**Information shown:**
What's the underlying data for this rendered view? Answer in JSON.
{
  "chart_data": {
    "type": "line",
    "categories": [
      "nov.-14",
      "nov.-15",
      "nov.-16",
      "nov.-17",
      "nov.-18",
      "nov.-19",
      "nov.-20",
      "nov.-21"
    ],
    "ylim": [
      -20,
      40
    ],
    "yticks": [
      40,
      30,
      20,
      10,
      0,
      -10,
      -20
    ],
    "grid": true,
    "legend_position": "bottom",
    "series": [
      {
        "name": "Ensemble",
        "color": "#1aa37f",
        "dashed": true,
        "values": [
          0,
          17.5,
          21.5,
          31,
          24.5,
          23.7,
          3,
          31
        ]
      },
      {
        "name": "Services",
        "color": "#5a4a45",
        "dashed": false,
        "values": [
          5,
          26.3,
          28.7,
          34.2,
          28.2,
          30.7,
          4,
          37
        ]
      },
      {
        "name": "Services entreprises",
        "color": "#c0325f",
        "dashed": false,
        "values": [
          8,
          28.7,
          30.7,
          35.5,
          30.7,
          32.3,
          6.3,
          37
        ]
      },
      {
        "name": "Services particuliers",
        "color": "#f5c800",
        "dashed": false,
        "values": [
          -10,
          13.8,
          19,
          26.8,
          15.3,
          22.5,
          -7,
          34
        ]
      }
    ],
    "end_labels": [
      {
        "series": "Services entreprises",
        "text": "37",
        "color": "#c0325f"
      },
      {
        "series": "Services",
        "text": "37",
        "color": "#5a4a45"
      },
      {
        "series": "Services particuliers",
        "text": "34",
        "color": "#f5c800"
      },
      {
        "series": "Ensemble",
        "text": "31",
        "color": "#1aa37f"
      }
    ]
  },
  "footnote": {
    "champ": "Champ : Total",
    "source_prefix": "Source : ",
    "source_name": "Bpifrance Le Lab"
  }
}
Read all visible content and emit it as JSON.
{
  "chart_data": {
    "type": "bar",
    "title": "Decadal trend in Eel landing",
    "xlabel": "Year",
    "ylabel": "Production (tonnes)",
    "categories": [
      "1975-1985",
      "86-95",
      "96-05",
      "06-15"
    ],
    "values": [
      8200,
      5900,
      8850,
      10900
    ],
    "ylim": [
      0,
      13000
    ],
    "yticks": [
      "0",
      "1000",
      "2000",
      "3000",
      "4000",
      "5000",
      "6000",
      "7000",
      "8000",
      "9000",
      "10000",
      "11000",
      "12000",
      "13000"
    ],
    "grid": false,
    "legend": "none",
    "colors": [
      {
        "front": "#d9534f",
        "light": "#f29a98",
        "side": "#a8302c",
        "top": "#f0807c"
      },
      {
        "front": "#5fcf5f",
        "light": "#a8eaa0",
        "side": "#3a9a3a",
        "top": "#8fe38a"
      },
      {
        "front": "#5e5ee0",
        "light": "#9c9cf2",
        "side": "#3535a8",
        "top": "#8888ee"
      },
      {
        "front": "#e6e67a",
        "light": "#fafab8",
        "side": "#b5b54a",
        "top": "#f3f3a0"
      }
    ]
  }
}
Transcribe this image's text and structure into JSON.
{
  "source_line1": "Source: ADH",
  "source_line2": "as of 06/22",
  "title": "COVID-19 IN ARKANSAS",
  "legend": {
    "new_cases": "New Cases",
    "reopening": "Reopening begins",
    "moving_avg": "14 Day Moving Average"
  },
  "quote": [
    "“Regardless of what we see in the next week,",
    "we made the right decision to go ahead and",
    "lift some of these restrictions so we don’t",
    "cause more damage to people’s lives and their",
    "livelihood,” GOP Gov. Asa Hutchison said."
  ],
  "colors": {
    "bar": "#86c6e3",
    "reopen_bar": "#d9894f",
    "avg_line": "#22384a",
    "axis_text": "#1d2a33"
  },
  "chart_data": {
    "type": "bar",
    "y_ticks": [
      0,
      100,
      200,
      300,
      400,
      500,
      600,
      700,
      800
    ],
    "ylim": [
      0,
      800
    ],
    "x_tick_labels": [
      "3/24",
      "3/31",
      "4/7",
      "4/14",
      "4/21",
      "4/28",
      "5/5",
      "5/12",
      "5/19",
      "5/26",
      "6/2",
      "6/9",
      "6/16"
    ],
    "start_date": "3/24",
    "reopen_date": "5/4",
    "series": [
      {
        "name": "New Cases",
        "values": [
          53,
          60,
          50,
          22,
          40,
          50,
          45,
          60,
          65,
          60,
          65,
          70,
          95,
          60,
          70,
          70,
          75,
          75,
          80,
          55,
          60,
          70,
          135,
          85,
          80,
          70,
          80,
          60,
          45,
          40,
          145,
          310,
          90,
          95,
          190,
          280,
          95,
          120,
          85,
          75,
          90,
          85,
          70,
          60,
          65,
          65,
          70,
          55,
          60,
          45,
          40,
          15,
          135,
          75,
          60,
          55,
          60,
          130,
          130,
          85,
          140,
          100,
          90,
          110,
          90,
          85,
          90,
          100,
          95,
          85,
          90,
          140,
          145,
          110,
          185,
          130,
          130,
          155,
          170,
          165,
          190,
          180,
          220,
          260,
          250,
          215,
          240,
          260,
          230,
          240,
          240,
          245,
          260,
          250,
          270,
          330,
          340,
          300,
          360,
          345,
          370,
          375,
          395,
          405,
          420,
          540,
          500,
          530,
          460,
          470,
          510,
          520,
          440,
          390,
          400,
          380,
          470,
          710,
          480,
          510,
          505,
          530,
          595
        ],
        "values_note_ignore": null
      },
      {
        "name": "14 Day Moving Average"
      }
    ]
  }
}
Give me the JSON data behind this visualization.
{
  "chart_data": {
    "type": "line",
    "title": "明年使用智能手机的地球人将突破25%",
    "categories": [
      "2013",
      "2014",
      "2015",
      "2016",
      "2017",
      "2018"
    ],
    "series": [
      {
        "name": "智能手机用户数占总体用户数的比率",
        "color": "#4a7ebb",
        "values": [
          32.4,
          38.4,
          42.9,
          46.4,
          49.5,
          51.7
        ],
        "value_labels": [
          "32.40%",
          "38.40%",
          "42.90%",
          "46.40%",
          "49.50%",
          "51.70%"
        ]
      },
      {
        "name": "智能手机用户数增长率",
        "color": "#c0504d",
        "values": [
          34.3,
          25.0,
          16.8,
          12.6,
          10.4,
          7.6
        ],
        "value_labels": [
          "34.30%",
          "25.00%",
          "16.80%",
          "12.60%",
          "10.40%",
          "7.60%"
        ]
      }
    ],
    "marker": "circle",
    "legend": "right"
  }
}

**Written request:** Note every line above where the string "this" shows up, and copy those lines.

**Solution to the exercise:**
What's the underlying data for this rendered view? Answer in JSON.
Transcribe this image's text and structure into JSON.
Give me the JSON data behind this visualization.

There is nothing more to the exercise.